►

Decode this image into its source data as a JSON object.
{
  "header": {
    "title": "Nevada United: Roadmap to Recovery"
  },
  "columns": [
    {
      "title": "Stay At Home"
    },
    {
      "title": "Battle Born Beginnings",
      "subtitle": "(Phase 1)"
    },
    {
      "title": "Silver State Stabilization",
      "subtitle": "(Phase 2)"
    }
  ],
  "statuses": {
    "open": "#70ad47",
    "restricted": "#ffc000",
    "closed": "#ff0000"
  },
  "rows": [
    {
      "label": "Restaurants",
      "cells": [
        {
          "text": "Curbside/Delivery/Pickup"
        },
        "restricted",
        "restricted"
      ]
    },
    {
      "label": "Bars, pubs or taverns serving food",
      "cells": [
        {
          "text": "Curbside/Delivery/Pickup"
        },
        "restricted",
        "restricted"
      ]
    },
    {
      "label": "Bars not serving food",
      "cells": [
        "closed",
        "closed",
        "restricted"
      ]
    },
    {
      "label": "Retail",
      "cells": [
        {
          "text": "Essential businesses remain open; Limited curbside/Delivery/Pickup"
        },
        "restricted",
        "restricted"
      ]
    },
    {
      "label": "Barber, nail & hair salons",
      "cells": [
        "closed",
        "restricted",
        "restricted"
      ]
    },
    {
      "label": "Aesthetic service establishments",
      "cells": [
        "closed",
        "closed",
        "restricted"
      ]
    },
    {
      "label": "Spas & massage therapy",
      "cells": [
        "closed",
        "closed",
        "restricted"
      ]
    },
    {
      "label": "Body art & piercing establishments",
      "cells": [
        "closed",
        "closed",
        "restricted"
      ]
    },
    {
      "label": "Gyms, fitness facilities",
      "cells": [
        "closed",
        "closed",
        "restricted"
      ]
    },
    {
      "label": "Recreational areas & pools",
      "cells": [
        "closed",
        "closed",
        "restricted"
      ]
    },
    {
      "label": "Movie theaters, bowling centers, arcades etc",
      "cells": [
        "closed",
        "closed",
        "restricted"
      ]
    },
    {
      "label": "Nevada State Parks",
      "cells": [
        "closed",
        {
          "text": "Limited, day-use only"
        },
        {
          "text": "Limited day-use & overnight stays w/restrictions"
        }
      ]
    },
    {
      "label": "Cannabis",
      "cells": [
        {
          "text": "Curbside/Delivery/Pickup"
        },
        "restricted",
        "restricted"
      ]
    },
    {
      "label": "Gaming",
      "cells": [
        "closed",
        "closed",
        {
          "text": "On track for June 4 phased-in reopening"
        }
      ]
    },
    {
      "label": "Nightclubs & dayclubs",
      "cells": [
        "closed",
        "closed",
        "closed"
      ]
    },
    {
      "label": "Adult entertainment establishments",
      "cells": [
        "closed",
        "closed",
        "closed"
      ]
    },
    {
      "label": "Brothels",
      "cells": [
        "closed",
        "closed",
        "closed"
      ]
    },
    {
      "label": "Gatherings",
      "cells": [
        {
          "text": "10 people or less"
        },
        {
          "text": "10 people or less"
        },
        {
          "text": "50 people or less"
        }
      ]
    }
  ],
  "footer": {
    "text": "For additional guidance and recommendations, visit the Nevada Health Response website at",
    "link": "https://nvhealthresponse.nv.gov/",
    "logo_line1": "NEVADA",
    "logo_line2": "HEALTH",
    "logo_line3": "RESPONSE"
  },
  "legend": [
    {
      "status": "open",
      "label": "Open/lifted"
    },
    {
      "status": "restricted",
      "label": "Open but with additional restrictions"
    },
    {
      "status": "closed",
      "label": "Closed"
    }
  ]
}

◄

Stated task: From the records above, extract everything verbatim.

Answer to the exercise:
Decode this image into its source data as a JSON object.
{
  "header": {
    "title": "Nevada United: Roadmap to Recovery"
  },
  "columns": [
    {
      "title": "Stay At Home"
    },
    {
      "title": "Battle Born Beginnings",
      "subtitle": "(Phase 1)"
    },
    {
      "title": "Silver State Stabilization",
      "subtitle": "(Phase 2)"
    }
  ],
  "statuses": {
    "open": "#70ad47",
    "restricted": "#ffc000",
    "closed": "#ff0000"
  },
  "rows": [
    {
      "label": "Restaurants",
      "cells": [
        {
          "text": "Curbside/Delivery/Pickup"
        },
        "restricted",
        "restricted"
      ]
    },
    {
      "label": "Bars, pubs or taverns serving food",
      "cells": [
        {
          "text": "Curbside/Delivery/Pickup"
        },
        "restricted",
        "restricted"
      ]
    },
    {
      "label": "Bars not serving food",
      "cells": [
        "closed",
        "closed",
        "restricted"
      ]
    },
    {
      "label": "Retail",
      "cells": [
        {
          "text": "Essential businesses remain open; Limited curbside/Delivery/Pickup"
        },
        "restricted",
        "restricted"
      ]
    },
    {
      "label": "Barber, nail & hair salons",
      "cells": [
        "closed",
        "restricted",
        "restricted"
      ]
    },
    {
      "label": "Aesthetic service establishments",
      "cells": [
        "closed",
        "closed",
        "restricted"
      ]
    },
    {
      "label": "Spas & massage therapy",
      "cells": [
        "closed",
        "closed",
        "restricted"
      ]
    },
    {
      "label": "Body art & piercing establishments",
      "cells": [
        "closed",
        "closed",
        "restricted"
      ]
    },
    {
      "label": "Gyms, fitness facilities",
      "cells": [
        "closed",
        "closed",
        "restricted"
      ]
    },
    {
      "label": "Recreational areas & pools",
      "cells": [
        "closed",
        "closed",
        "restricted"
      ]
    },
    {
      "label": "Movie theaters, bowling centers, arcades etc",
      "cells": [
        "closed",
        "closed",
        "restricted"
      ]
    },
    {
      "label": "Nevada State Parks",
      "cells": [
        "closed",
        {
          "text": "Limited, day-use only"
        },
        {
          "text": "Limited day-use & overnight stays w/restrictions"
        }
      ]
    },
    {
      "label": "Cannabis",
      "cells": [
        {
          "text": "Curbside/Delivery/Pickup"
        },
        "restricted",
        "restricted"
      ]
    },
    {
      "label": "Gaming",
      "cells": [
        "closed",
        "closed",
        {
          "text": "On track for June 4 phased-in reopening"
        }
      ]
    },
    {
      "label": "Nightclubs & dayclubs",
      "cells": [
        "closed",
        "closed",
        "closed"
      ]
    },
    {
      "label": "Adult entertainment establishments",
      "cells": [
        "closed",
        "closed",
        "closed"
      ]
    },
    {
      "label": "Brothels",
      "cells": [
        "closed",
        "closed",
        "closed"
      ]
    },
    {
      "label": "Gatherings",
      "cells": [
        {
          "text": "10 people or less"
        },
        {
          "text": "10 people or less"
        },
        {
          "text": "50 people or less"
        }
      ]
    }
  ],
  "footer": {
    "text": "For additional guidance and recommendations, visit the Nevada Health Response website at",
    "link": "https://nvhealthresponse.nv.gov/",
    "logo_line1": "NEVADA",
    "logo_line2": "HEALTH",
    "logo_line3": "RESPONSE"
  },
  "legend": [
    {
      "status": "open",
      "label": "Open/lifted"
    },
    {
      "status": "restricted",
      "label": "Open but with additional restrictions"
    },
    {
      "status": "closed",
      "label": "Closed"
    }
  ]
}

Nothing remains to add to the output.